What you need to do:
Of the lines in this listing, how many contain the word "text"? Give the number and nothing else.

Supplied material:

******

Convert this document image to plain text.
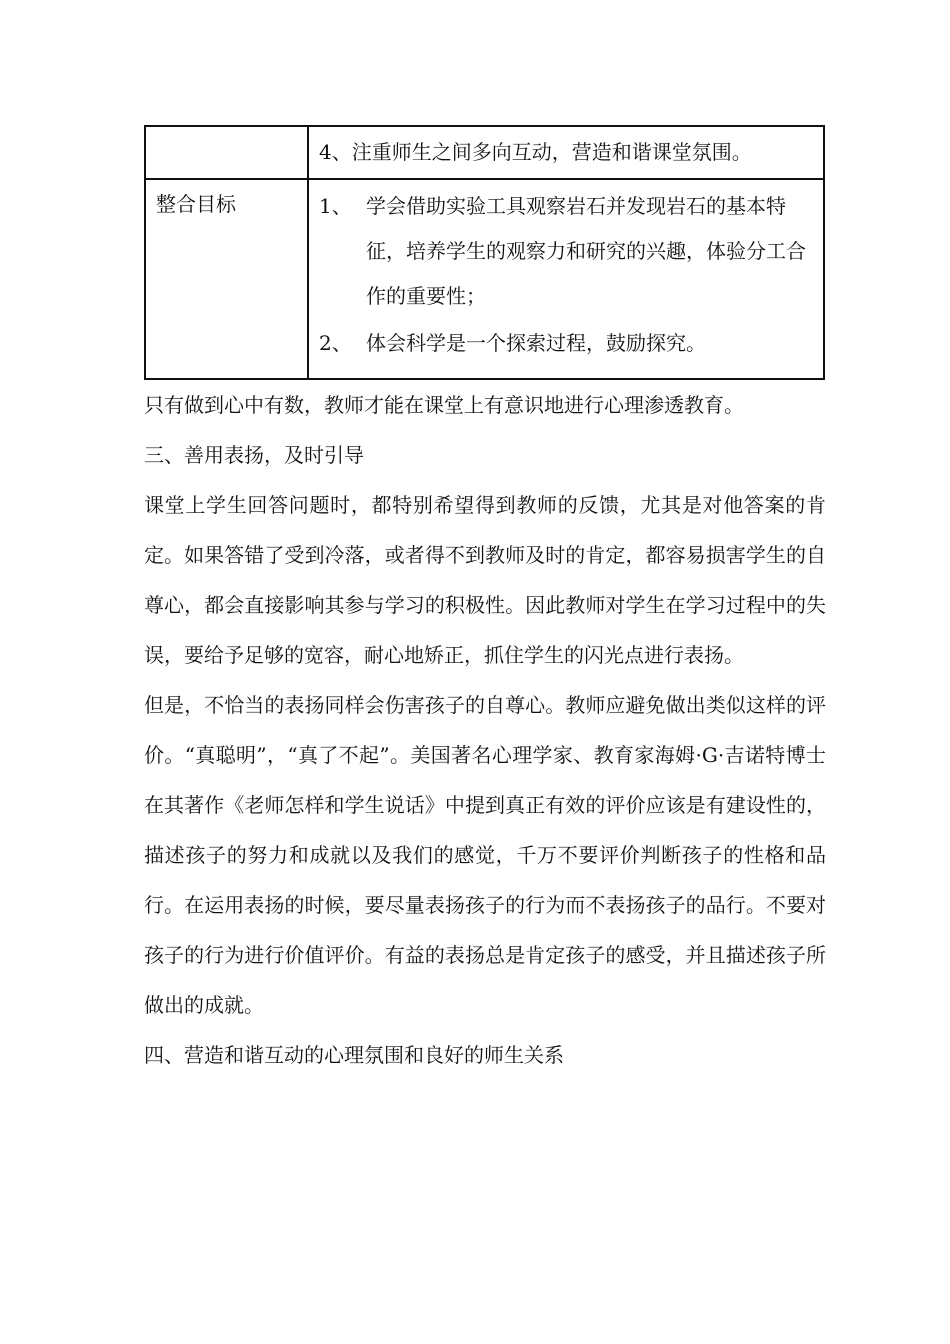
	4、注重师生之间多向互动，营造和谐课堂氛围。

整合目标	1、 学会借助实验工具观察岩石并发现岩石的基本特征，培养学生的观察力和研究的兴趣，体验分工合作的重要性；
2、 体会科学是一个探索过程，鼓励探究。

只有做到心中有数，教师才能在课堂上有意识地进行心理渗透教育。

三、善用表扬，及时引导

课堂上学生回答问题时，都特别希望得到教师的反馈，尤其是对他答案的肯定。如果答错了受到冷落，或者得不到教师及时的肯定，都容易损害学生的自尊心，都会直接影响其参与学习的积极性。因此教师对学生在学习过程中的失误，要给予足够的宽容，耐心地矫正，抓住学生的闪光点进行表扬。

但是，不恰当的表扬同样会伤害孩子的自尊心。教师应避免做出类似这样的评价。“真聪明”，“真了不起”。美国著名心理学家、教育家海姆·G·吉诺特博士在其著作《老师怎样和学生说话》中提到真正有效的评价应该是有建设性的，描述孩子的努力和成就以及我们的感觉，千万不要评价判断孩子的性格和品行。在运用表扬的时候，要尽量表扬孩子的行为而不表扬孩子的品行。不要对孩子的行为进行价值评价。有益的表扬总是肯定孩子的感受，并且描述孩子所做出的成就。

四、营造和谐互动的心理氛围和良好的师生关系
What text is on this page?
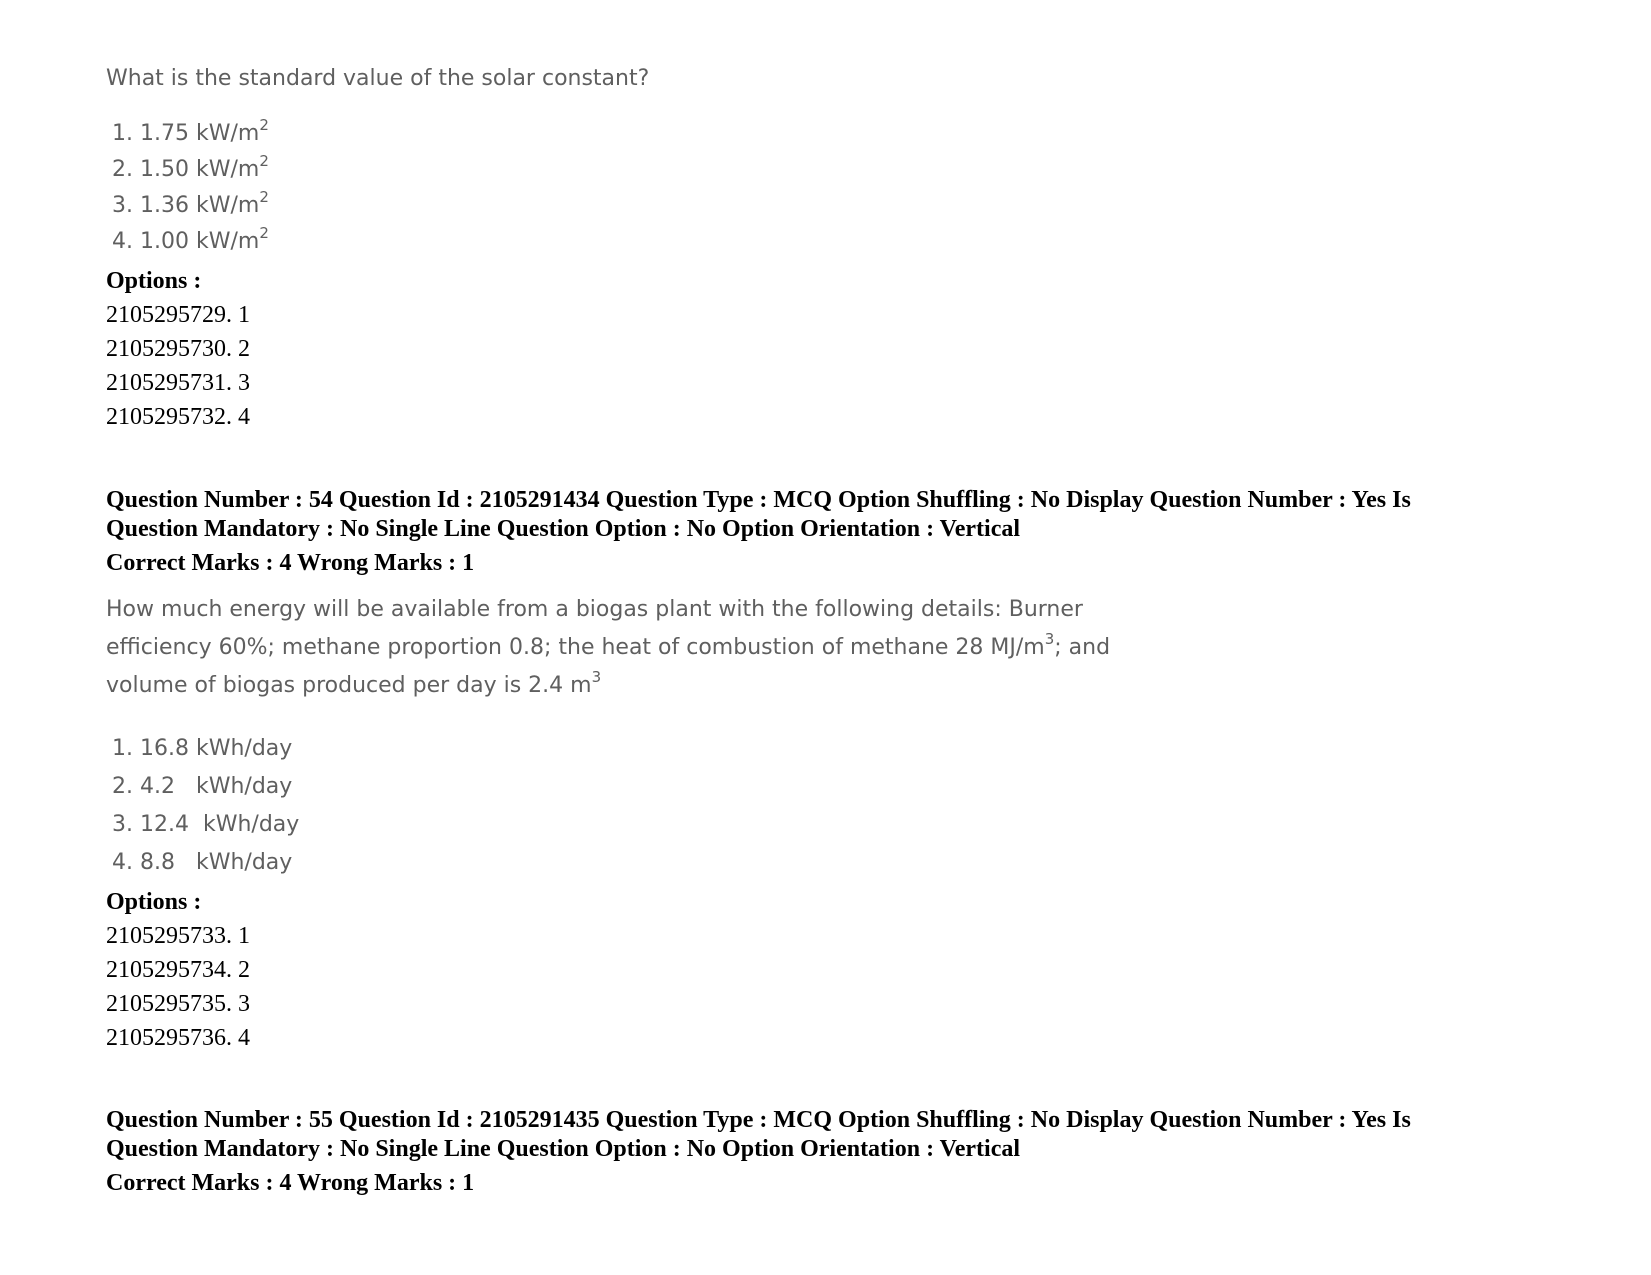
What is the standard value of the solar constant?
1. 1.75 $kW/m^2$
2. 1.50 $kW/m^2$
3. 1.36 $kW/m^2$
4. 1.00 $kW/m^2$
Options :
2105295729. 1
2105295730. 2
2105295731. 3
2105295732. 4
Question Number : 54 Question Id : 2105291434 Question Type : MCQ Option Shuffling : No Display Question Number : Yes Is
Question Mandatory : No Single Line Question Option : No Option Orientation : Vertical
Correct Marks : 4 Wrong Marks : 1
How much energy will be available from a biogas plant with the following details: Burner
efficiency 60%; methane proportion 0.8; the heat of combustion of methane 28 $MJ/m^3$; and
volume of biogas produced per day is 2.4 $m^3$
1. 16.8 kWh/day
2. 4.2   kWh/day
3. 12.4  kWh/day
4. 8.8   kWh/day
Options :
2105295733. 1
2105295734. 2
2105295735. 3
2105295736. 4
Question Number : 55 Question Id : 2105291435 Question Type : MCQ Option Shuffling : No Display Question Number : Yes Is
Question Mandatory : No Single Line Question Option : No Option Orientation : Vertical
Correct Marks : 4 Wrong Marks : 1
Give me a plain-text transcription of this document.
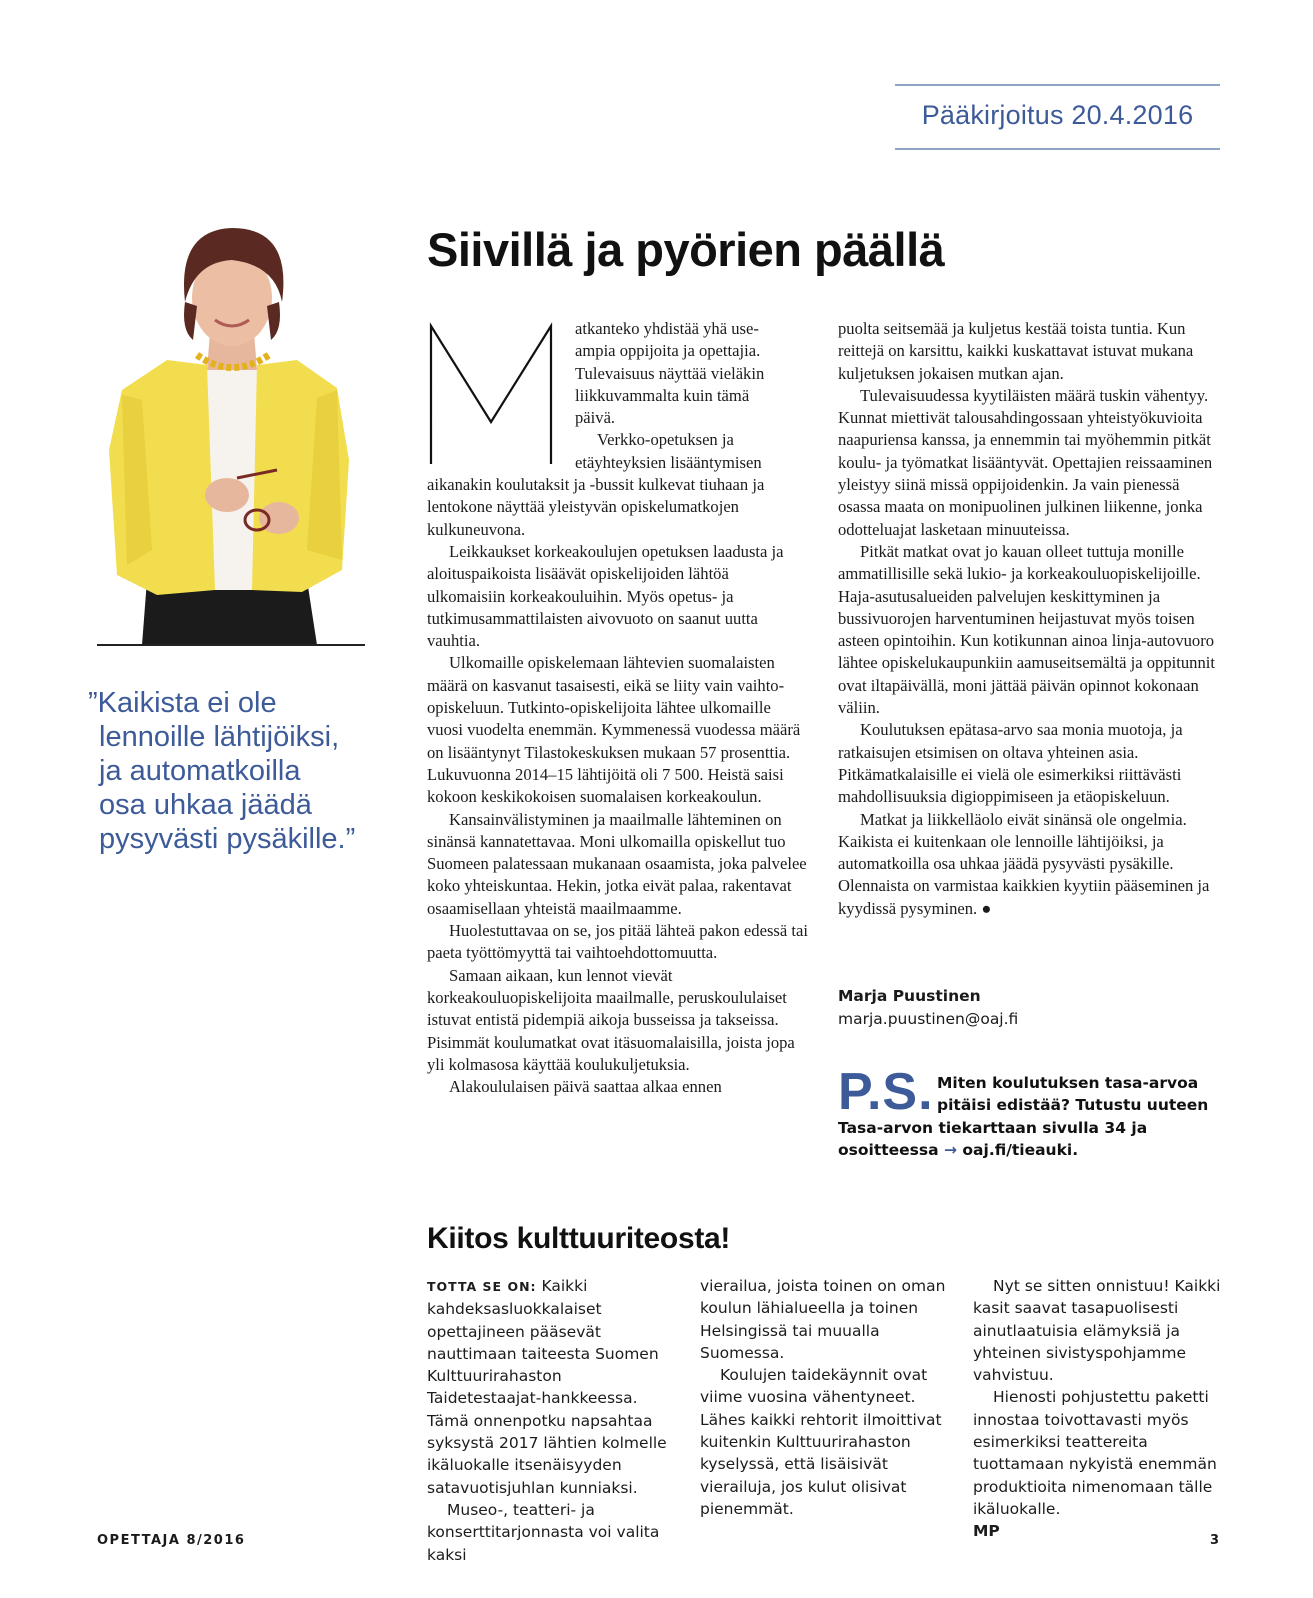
Pääkirjoitus 20.4.2016
Siivillä ja pyörien päällä
”Kaikista ei ole
lennoille lähtijöiksi,
ja automatkoilla
osa uhkaa jäädä
pysyvästi pysäkille.”
atkanteko yhdistää yhä use-
ampia oppijoita ja opettajia.
Tulevaisuus näyttää vieläkin
liikkuvammalta kuin tämä
päivä.
Verkko-opetuksen ja
etäyhteyksien lisääntymisen

aikanakin koulutaksit ja -bussit kulkevat tiuhaan ja lentokone näyttää yleistyvän opiskelumatkojen kulkuneuvona.

Leikkaukset korkeakoulujen opetuksen laadusta ja aloituspaikoista lisäävät opiskelijoiden lähtöä ulkomaisiin korkeakouluihin. Myös opetus- ja tutkimusammattilaisten aivovuoto on saanut uutta vauhtia.

Ulkomaille opiskelemaan lähtevien suomalaisten määrä on kasvanut tasaisesti, eikä se liity vain vaihto-opiskeluun. Tutkinto-opiskelijoita lähtee ulkomaille vuosi vuodelta enemmän. Kymmenessä vuodessa määrä on lisääntynyt Tilastokeskuksen mukaan 57 prosenttia. Lukuvuonna 2014–15 lähtijöitä oli 7 500. Heistä saisi kokoon keskikokoisen suomalaisen korkeakoulun.

Kansainvälistyminen ja maailmalle lähteminen on sinänsä kannatettavaa. Moni ulkomailla opiskellut tuo Suomeen palatessaan mukanaan osaamista, joka palvelee koko yhteiskuntaa. Hekin, jotka eivät palaa, rakentavat osaamisellaan yhteistä maailmaamme.

Huolestuttavaa on se, jos pitää lähteä pakon edessä tai paeta työttömyyttä tai vaihtoehdottomuutta.

Samaan aikaan, kun lennot vievät korkeakouluopiskelijoita maailmalle, peruskoululaiset istuvat entistä pidempiä aikoja busseissa ja takseissa. Pisimmät koulumatkat ovat itäsuomalaisilla, joista jopa yli kolmasosa käyttää koulukuljetuksia.

Alakoululaisen päivä saattaa alkaa ennen

puolta seitsemää ja kuljetus kestää toista tuntia. Kun reittejä on karsittu, kaikki kuskattavat istuvat mukana kuljetuksen jokaisen mutkan ajan.

Tulevaisuudessa kyytiläisten määrä tuskin vähentyy. Kunnat miettivät talousahdingossaan yhteistyökuvioita naapuriensa kanssa, ja ennemmin tai myöhemmin pitkät koulu- ja työmatkat lisääntyvät. Opettajien reissaaminen yleistyy siinä missä oppijoidenkin. Ja vain pienessä osassa maata on monipuolinen julkinen liikenne, jonka odotteluajat lasketaan minuuteissa.

Pitkät matkat ovat jo kauan olleet tuttuja monille ammatillisille sekä lukio- ja korkeakouluopiskelijoille. Haja-asutusalueiden palvelujen keskittyminen ja bussivuorojen harventuminen heijastuvat myös toisen asteen opintoihin. Kun kotikunnan ainoa linja-autovuoro lähtee opiskelukaupunkiin aamuseitsemältä ja oppitunnit ovat iltapäivällä, moni jättää päivän opinnot kokonaan väliin.

Koulutuksen epätasa-arvo saa monia muotoja, ja ratkaisujen etsimisen on oltava yhteinen asia. Pitkämatkalaisille ei vielä ole esimerkiksi riittävästi mahdollisuuksia digioppimiseen ja etäopiskeluun.

Matkat ja liikkelläolo eivät sinänsä ole ongelmia. Kaikista ei kuitenkaan ole lennoille lähtijöiksi, ja automatkoilla osa uhkaa jäädä pysyvästi pysäkille. Olennaista on varmistaa kaikkien kyytiin pääseminen ja kyydissä pysyminen. ●

Marja Puustinen
marja.puustinen@oaj.fi
P.S. Miten koulutuksen tasa-arvoa
pitäisi edistää? Tutustu uuteen
Tasa-arvon tiekarttaan sivulla 34 ja
osoitteessa → oaj.fi/tieauki.
Kiitos kulttuuriteosta!

TOTTA SE ON: Kaikki kahdeksasluokkalaiset opettajineen pääsevät nauttimaan taiteesta Suomen Kulttuurirahaston Taidetestaajat-hankkeessa. Tämä onnenpotku napsahtaa syksystä 2017 lähtien kolmelle ikäluokalle itsenäisyyden satavuotisjuhlan kunniaksi.

Museo-, teatteri- ja konserttitarjonnasta voi valita kaksi

vierailua, joista toinen on oman koulun lähialueella ja toinen Helsingissä tai muualla Suomessa.

Koulujen taidekäynnit ovat viime vuosina vähentyneet. Lähes kaikki rehtorit ilmoittivat kuitenkin Kulttuurirahaston kyselyssä, että lisäisivät vierailuja, jos kulut olisivat pienemmät.

Nyt se sitten onnistuu! Kaikki kasit saavat tasapuolisesti ainutlaatuisia elämyksiä ja yhteinen sivistyspohjamme vahvistuu.

Hienosti pohjustettu paketti innostaa toivottavasti myös esimerkiksi teattereita tuottamaan nykyistä enemmän produktioita nimenomaan tälle ikäluokalle.

MP
OPETTAJA 8/2016	3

******

The answer:
3